» **YOUR INSTRUCTIONS**
Quote the listing below in its entirety, omitting every image.
**** EXCERPTED DATA ****
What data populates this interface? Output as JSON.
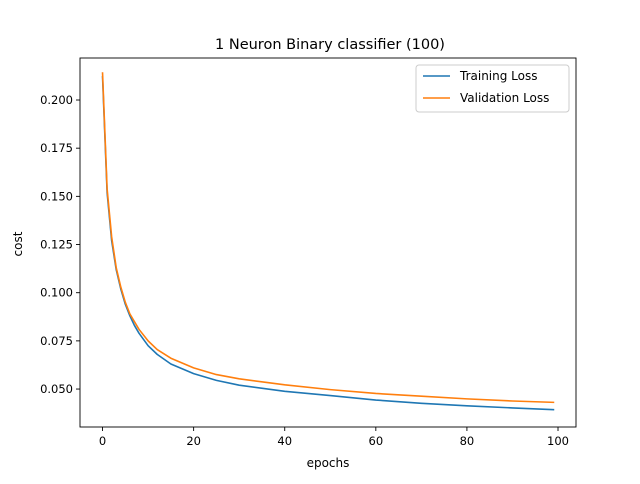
{
  "chart_data": {
    "type": "line",
    "title": "1 Neuron Binary classifier (100)",
    "xlabel": "epochs",
    "ylabel": "cost",
    "xlim": [
      -4.95,
      103.95
    ],
    "ylim": [
      0.0303,
      0.2218
    ],
    "xticks": [
      0,
      20,
      40,
      60,
      80,
      100
    ],
    "yticks": [
      0.05,
      0.075,
      0.1,
      0.125,
      0.15,
      0.175,
      0.2
    ],
    "ytick_labels": [
      "0.050",
      "0.075",
      "0.100",
      "0.125",
      "0.150",
      "0.175",
      "0.200"
    ],
    "grid": false,
    "legend_position": "top-right",
    "series": [
      {
        "name": "Training Loss",
        "color": "#1f77b4",
        "x": [
          0,
          1,
          2,
          3,
          4,
          5,
          6,
          7,
          8,
          10,
          12,
          15,
          20,
          25,
          30,
          40,
          50,
          60,
          70,
          80,
          90,
          99
        ],
        "values": [
          0.212,
          0.152,
          0.127,
          0.112,
          0.102,
          0.094,
          0.088,
          0.083,
          0.079,
          0.0725,
          0.068,
          0.063,
          0.058,
          0.0545,
          0.052,
          0.0488,
          0.0466,
          0.0443,
          0.0426,
          0.0413,
          0.0402,
          0.0393
        ]
      },
      {
        "name": "Validation Loss",
        "color": "#ff7f0e",
        "x": [
          0,
          1,
          2,
          3,
          4,
          5,
          6,
          7,
          8,
          10,
          12,
          15,
          20,
          25,
          30,
          40,
          50,
          60,
          70,
          80,
          90,
          99
        ],
        "values": [
          0.214,
          0.154,
          0.129,
          0.113,
          0.103,
          0.095,
          0.089,
          0.085,
          0.081,
          0.075,
          0.0705,
          0.066,
          0.061,
          0.0575,
          0.0553,
          0.0522,
          0.0497,
          0.0477,
          0.0463,
          0.0449,
          0.0438,
          0.0431
        ]
      }
    ]
  }
}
****
» **RESULT**
What data populates this interface? Output as JSON.
{
  "chart_data": {
    "type": "line",
    "title": "1 Neuron Binary classifier (100)",
    "xlabel": "epochs",
    "ylabel": "cost",
    "xlim": [
      -4.95,
      103.95
    ],
    "ylim": [
      0.0303,
      0.2218
    ],
    "xticks": [
      0,
      20,
      40,
      60,
      80,
      100
    ],
    "yticks": [
      0.05,
      0.075,
      0.1,
      0.125,
      0.15,
      0.175,
      0.2
    ],
    "ytick_labels": [
      "0.050",
      "0.075",
      "0.100",
      "0.125",
      "0.150",
      "0.175",
      "0.200"
    ],
    "grid": false,
    "legend_position": "top-right",
    "series": [
      {
        "name": "Training Loss",
        "color": "#1f77b4",
        "x": [
          0,
          1,
          2,
          3,
          4,
          5,
          6,
          7,
          8,
          10,
          12,
          15,
          20,
          25,
          30,
          40,
          50,
          60,
          70,
          80,
          90,
          99
        ],
        "values": [
          0.212,
          0.152,
          0.127,
          0.112,
          0.102,
          0.094,
          0.088,
          0.083,
          0.079,
          0.0725,
          0.068,
          0.063,
          0.058,
          0.0545,
          0.052,
          0.0488,
          0.0466,
          0.0443,
          0.0426,
          0.0413,
          0.0402,
          0.0393
        ]
      },
      {
        "name": "Validation Loss",
        "color": "#ff7f0e",
        "x": [
          0,
          1,
          2,
          3,
          4,
          5,
          6,
          7,
          8,
          10,
          12,
          15,
          20,
          25,
          30,
          40,
          50,
          60,
          70,
          80,
          90,
          99
        ],
        "values": [
          0.214,
          0.154,
          0.129,
          0.113,
          0.103,
          0.095,
          0.089,
          0.085,
          0.081,
          0.075,
          0.0705,
          0.066,
          0.061,
          0.0575,
          0.0553,
          0.0522,
          0.0497,
          0.0477,
          0.0463,
          0.0449,
          0.0438,
          0.0431
        ]
      }
    ]
  }
}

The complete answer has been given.